━━━━━ TEXT SEGMENT
The privatisation of Royal Mail: a fire sale to dig Osborne out of a hole

Ministers are motivated by the desire to make a quick buck, not by what is best for the taxpayer in the long-term.

As a result of George Osborne’s failed economic experiment, the government is set to borrow £245bn more than it planned. So ministers are now desperately scrabbling around for ways to make a quick buck and dig themselves out of the hole they have created.

Amid reports that the government is considering selling off public stakes in the banks at a knockdown price, ministers have confirmed they are pressing ahead with a fire sale of Royal Mail this autumn. The timing of the sale is curious and seems entirely dictated by what is politically expedient for the Tory-led government in the short-term, not by what is best for the taxpayer in the long-term. In effect, David Cameron and George Osborne are playing politics with the postage stamp.

We opposed full privatisation when the government proposed it early in this parliament because we believe that maintaining the Royal Mail in public ownership gives the taxpayer an ongoing interest in the maintenance of universal postal services. It also gives us an interest in the all-important agreement the Royal Mail has with the Post Office, under which the Post Office provides Royal Mail products and services – crucial to the Post Office in the long term. Public ownership helps ensure the taxpayer shares in the upside of any modernisation and future profit that the Royal Mail delivers too.

Despite all this, the government is pressing ahead with its plans to sell off this 372-year-old institution. In so doing, it has failed to demonstrate why this is the best time to sell and why a sale this year will deliver best value for the taxpayer. Instead they are rushing headlong into privatisation without addressing fundamental outstanding issues for consumers and, in particular, the many small businesses that rely on Royal Mail services.
━━━━━━━━━━
━━━━━ DATA
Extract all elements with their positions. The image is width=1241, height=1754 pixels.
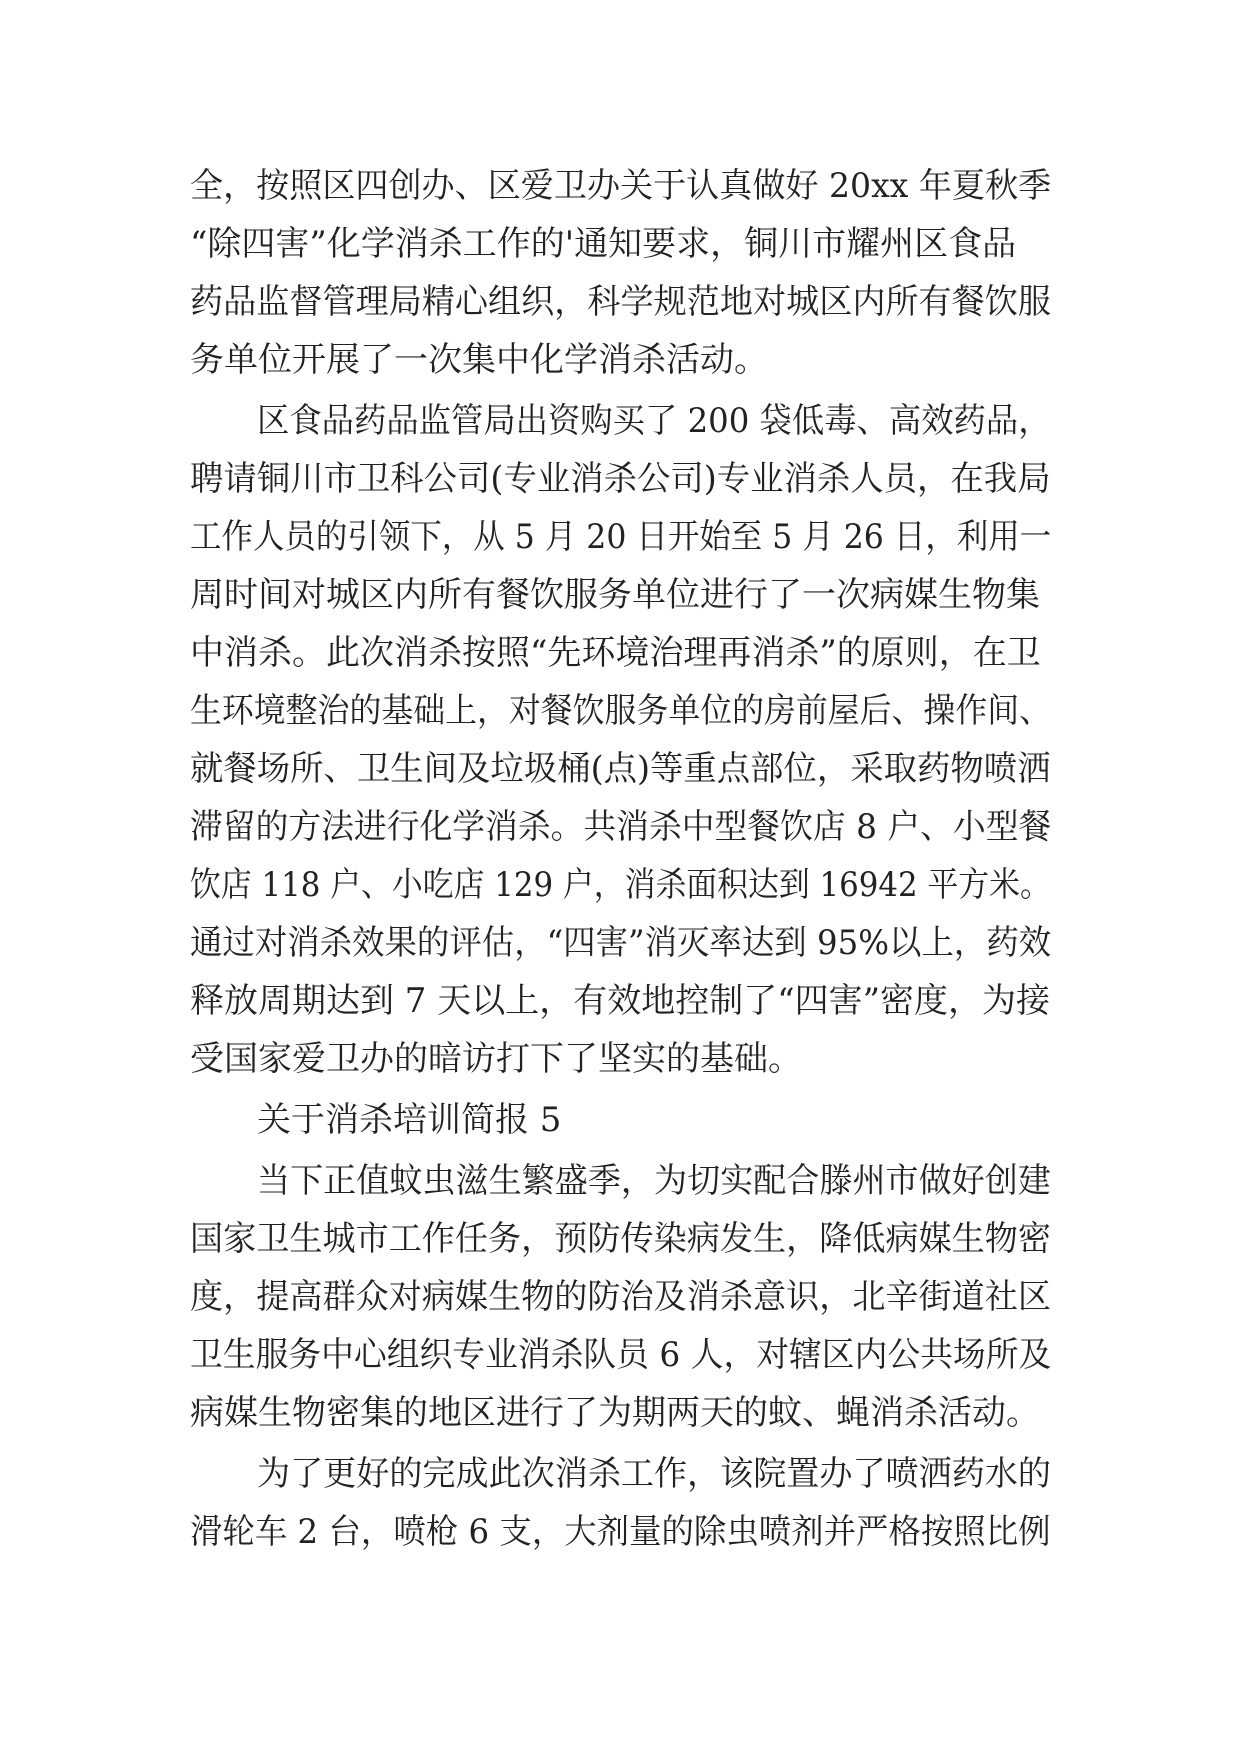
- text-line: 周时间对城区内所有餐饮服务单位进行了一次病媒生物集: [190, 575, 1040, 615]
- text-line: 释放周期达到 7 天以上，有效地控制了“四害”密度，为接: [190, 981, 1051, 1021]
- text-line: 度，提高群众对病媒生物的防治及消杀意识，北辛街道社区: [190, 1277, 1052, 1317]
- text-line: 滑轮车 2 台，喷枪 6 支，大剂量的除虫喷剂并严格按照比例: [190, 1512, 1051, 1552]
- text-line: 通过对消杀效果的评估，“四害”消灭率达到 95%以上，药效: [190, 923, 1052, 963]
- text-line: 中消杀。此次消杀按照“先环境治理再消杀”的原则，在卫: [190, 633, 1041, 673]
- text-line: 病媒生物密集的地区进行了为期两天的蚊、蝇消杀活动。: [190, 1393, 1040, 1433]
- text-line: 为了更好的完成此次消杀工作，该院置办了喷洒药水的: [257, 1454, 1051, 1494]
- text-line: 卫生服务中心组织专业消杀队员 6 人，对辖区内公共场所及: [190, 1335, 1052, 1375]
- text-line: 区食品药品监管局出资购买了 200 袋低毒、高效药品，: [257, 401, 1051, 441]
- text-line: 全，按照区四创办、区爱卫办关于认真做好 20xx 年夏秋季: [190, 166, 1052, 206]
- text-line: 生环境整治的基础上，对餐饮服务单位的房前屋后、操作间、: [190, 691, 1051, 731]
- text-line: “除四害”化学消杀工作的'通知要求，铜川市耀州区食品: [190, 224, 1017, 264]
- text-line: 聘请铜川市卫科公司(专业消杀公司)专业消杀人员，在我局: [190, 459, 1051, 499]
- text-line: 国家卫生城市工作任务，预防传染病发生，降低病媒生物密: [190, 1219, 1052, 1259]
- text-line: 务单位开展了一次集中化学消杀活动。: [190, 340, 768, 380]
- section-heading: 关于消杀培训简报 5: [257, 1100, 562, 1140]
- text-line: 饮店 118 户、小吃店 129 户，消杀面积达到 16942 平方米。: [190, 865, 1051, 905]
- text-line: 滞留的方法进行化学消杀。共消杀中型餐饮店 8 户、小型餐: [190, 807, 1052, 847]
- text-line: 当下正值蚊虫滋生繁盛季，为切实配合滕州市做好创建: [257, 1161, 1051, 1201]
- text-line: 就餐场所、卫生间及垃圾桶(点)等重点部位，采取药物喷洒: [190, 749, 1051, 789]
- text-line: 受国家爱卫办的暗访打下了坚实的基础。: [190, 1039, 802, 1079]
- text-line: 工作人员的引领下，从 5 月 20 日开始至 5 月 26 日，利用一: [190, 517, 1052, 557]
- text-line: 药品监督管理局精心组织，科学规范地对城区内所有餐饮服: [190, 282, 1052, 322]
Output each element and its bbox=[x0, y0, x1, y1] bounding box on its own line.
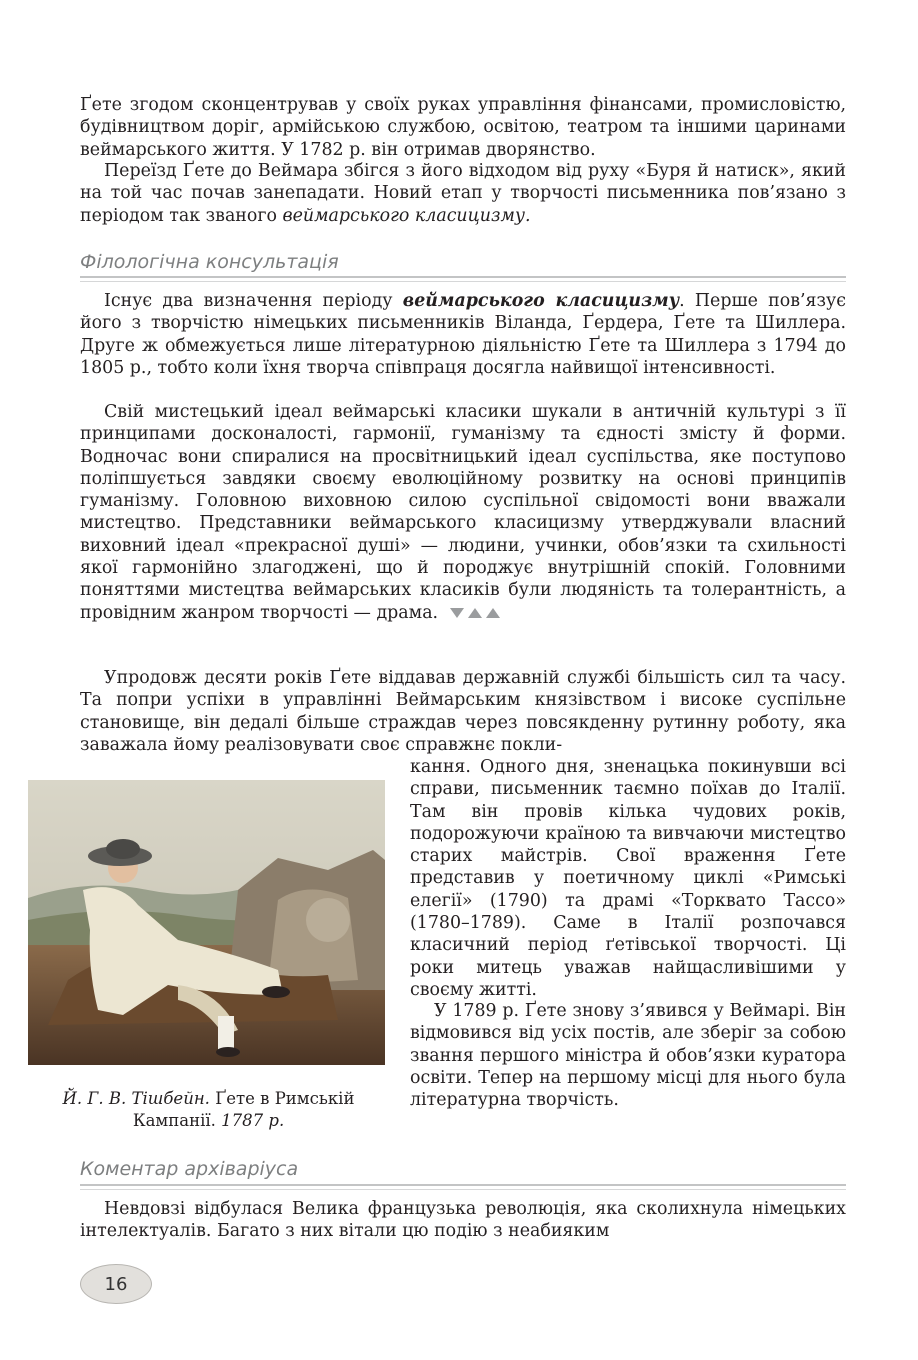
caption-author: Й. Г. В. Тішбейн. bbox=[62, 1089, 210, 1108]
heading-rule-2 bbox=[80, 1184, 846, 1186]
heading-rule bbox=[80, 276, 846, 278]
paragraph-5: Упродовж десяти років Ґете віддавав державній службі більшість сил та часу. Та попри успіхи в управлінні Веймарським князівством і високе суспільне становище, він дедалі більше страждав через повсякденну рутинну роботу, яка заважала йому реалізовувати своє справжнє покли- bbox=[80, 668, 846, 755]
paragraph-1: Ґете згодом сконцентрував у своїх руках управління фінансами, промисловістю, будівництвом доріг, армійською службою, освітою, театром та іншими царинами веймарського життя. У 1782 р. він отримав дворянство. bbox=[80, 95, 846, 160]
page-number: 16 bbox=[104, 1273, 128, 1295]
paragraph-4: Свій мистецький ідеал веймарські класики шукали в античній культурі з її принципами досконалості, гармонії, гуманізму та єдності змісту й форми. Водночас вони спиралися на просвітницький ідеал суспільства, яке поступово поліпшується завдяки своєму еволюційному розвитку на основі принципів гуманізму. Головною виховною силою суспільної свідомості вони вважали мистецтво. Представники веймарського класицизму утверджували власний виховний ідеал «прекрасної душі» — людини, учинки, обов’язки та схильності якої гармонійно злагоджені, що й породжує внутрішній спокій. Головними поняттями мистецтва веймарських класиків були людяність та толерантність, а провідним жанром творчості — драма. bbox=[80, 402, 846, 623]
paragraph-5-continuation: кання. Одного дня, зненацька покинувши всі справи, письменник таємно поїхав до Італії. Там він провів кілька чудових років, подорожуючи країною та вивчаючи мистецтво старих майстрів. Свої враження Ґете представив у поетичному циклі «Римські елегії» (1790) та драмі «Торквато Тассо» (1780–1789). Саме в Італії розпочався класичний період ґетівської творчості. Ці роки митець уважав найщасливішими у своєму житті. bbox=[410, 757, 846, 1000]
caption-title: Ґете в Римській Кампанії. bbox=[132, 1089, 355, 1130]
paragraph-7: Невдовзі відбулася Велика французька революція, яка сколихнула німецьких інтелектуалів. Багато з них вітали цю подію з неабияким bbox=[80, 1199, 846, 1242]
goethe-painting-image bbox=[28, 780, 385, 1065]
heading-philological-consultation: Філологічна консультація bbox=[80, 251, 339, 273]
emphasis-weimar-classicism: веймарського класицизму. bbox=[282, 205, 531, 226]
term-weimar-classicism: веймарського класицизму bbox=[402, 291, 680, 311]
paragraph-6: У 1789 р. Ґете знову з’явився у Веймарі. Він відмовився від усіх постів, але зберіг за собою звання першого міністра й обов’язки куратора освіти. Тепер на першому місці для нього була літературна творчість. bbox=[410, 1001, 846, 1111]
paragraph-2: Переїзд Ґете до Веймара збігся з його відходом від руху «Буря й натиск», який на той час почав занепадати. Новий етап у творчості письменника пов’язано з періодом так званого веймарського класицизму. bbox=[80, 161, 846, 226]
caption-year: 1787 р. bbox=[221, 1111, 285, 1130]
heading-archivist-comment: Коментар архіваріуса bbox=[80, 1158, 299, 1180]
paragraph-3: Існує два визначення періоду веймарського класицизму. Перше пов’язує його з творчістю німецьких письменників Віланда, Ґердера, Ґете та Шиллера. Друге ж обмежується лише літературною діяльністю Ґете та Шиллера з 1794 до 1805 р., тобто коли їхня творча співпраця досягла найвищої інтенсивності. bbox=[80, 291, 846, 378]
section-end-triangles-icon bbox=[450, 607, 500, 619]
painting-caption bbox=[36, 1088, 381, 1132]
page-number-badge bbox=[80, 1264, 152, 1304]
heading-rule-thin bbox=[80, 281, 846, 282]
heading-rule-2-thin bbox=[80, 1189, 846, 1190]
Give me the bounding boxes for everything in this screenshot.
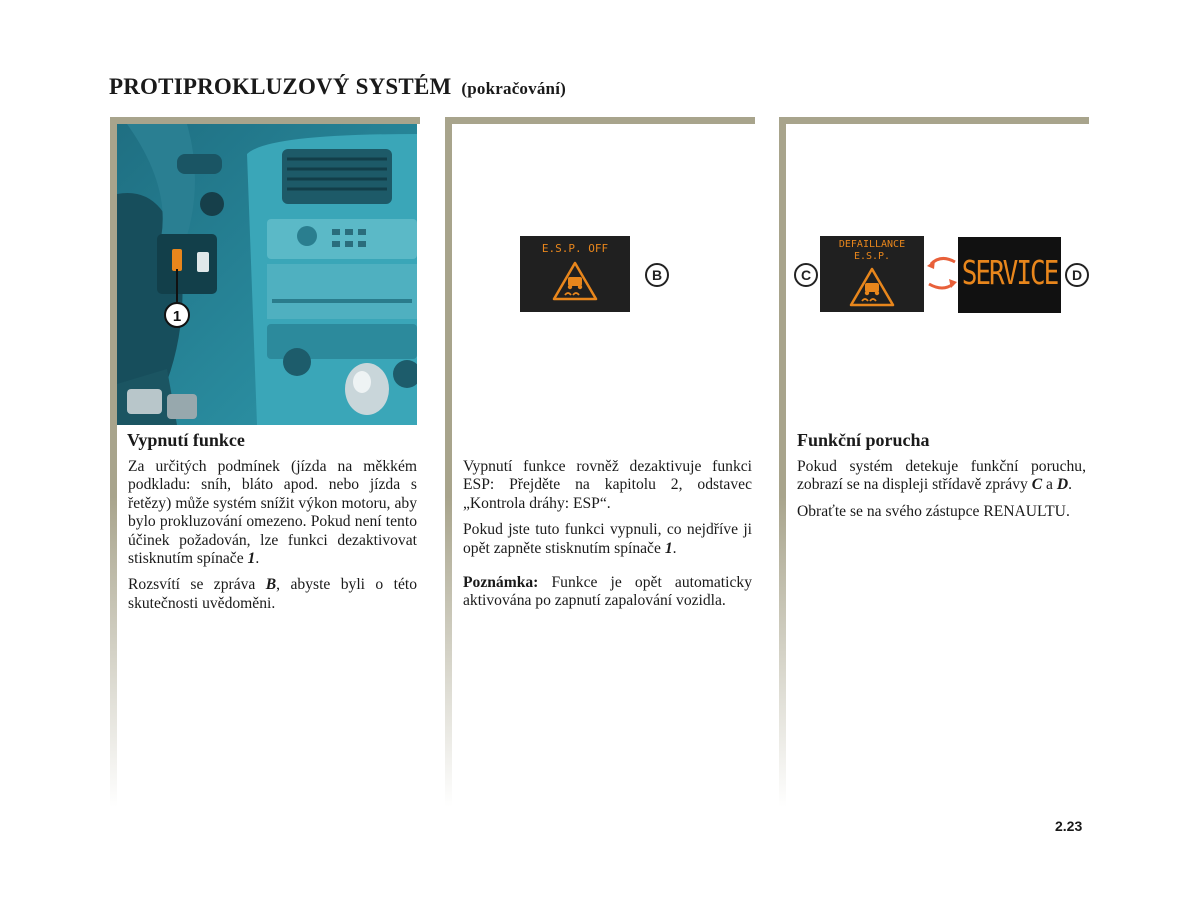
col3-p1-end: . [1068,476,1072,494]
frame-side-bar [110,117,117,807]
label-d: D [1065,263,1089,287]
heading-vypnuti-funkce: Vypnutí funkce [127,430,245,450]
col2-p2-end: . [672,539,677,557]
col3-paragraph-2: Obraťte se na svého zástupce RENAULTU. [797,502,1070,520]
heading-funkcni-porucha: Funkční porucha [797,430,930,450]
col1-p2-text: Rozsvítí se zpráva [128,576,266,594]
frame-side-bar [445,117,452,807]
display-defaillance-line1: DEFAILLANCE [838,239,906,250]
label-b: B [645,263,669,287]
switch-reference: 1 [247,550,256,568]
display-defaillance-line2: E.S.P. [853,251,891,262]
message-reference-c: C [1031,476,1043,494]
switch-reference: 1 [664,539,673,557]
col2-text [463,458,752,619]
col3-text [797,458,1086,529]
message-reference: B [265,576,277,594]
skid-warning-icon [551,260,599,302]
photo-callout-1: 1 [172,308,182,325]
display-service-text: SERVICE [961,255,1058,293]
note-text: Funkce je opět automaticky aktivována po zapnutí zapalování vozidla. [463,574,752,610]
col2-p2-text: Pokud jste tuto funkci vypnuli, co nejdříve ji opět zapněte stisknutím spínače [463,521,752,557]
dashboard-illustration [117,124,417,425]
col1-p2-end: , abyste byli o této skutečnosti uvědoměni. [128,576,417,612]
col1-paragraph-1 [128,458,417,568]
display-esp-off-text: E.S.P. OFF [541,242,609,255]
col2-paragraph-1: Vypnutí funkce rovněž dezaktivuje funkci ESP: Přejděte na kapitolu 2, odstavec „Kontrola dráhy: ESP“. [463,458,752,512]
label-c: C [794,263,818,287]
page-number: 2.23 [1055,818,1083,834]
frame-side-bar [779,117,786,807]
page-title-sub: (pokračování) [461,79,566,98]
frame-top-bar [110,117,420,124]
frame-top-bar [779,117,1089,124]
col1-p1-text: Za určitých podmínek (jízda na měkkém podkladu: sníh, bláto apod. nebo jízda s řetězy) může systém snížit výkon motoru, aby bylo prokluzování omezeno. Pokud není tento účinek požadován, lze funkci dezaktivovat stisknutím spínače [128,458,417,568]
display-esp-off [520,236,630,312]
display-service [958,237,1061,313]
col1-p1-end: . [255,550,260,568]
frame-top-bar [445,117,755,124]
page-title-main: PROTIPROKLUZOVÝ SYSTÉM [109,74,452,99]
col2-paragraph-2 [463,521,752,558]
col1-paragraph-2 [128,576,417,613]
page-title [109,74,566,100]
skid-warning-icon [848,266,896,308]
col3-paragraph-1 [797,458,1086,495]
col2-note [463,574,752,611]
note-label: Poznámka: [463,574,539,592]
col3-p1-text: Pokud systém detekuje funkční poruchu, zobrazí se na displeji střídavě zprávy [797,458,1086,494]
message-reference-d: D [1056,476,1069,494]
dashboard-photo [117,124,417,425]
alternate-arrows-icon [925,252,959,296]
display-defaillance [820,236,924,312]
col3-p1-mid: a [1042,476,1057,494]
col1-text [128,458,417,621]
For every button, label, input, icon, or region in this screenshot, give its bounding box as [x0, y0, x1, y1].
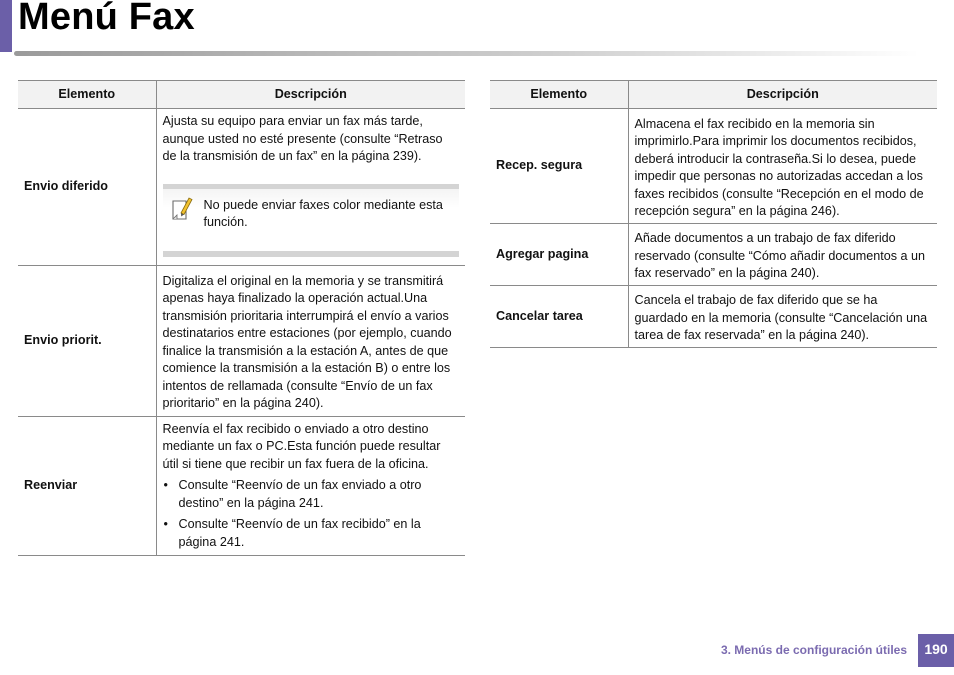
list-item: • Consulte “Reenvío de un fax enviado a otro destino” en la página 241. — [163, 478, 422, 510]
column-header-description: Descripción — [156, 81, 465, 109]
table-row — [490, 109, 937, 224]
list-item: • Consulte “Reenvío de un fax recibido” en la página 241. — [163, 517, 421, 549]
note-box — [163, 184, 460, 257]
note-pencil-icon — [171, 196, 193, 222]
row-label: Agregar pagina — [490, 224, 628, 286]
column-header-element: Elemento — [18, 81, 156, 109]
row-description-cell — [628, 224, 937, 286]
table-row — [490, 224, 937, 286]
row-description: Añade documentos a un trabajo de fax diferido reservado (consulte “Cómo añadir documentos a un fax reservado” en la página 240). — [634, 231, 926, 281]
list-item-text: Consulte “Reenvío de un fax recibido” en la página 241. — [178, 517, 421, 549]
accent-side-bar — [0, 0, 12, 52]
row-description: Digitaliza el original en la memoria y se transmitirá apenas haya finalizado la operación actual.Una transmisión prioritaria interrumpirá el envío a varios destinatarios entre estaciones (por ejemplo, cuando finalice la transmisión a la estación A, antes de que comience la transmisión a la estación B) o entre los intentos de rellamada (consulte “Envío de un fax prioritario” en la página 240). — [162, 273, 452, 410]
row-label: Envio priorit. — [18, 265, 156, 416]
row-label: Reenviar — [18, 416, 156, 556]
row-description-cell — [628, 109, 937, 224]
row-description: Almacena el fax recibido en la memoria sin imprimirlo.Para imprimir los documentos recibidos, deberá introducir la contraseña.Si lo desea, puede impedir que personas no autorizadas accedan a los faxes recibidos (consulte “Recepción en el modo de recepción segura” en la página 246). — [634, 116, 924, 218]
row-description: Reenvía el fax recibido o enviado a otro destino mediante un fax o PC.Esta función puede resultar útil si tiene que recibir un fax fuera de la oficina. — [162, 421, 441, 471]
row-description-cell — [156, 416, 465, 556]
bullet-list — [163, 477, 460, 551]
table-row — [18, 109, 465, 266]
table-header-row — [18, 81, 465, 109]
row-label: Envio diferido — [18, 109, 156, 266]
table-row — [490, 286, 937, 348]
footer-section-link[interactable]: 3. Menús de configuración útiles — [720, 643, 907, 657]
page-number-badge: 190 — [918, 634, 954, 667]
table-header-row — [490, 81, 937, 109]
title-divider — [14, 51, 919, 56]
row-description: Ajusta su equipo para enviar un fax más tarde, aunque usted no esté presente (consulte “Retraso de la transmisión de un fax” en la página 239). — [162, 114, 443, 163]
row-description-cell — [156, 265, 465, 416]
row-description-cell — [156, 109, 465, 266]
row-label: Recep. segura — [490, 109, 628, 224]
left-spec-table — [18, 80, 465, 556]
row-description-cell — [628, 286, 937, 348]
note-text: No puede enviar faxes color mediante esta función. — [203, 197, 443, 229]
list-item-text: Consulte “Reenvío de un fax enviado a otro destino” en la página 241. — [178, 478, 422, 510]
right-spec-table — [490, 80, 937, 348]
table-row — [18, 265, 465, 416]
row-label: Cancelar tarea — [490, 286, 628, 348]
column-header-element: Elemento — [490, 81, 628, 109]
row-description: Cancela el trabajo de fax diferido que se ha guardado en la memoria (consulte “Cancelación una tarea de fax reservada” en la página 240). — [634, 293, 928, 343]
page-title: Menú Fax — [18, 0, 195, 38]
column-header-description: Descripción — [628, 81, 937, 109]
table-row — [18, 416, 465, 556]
━━━━━━━━━━
→ **STATED EXERCISE**
How much more than planned is the government set to borrow, according to the text on the Royal Mail privatization? Answer from the text only.

→ **FINISHED EXERCISE**
£245bn more than it planned.